### Directive
Each line of the material below that holds the word "shirt" needs to be copied.

### Input
·····
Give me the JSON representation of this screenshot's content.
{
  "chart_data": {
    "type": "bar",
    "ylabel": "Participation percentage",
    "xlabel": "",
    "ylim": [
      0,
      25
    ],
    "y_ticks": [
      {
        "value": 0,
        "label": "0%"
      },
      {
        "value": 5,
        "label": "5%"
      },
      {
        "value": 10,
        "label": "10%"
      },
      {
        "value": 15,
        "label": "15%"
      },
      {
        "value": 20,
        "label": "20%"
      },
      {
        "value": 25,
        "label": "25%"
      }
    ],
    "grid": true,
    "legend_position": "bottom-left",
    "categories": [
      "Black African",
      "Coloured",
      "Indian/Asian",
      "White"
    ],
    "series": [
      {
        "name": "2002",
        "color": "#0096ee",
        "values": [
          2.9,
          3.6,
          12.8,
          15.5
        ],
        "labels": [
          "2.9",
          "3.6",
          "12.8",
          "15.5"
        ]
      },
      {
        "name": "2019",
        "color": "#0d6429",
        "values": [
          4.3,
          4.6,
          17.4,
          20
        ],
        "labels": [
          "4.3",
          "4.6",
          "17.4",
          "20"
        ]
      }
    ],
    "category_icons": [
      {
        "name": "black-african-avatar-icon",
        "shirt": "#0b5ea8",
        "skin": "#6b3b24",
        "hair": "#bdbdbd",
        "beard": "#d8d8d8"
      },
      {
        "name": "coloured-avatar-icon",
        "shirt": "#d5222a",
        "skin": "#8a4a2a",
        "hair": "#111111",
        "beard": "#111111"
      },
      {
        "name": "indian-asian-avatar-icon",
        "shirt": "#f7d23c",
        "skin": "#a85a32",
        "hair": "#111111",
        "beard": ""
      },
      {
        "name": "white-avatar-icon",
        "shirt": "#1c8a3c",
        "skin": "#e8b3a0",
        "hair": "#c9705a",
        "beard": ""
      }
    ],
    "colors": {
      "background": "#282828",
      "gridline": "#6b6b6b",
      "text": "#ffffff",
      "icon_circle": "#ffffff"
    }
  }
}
·····
### Answer to the problem
        "shirt": "#0b5ea8",
        "shirt": "#d5222a",
        "shirt": "#f7d23c",
        "shirt": "#1c8a3c",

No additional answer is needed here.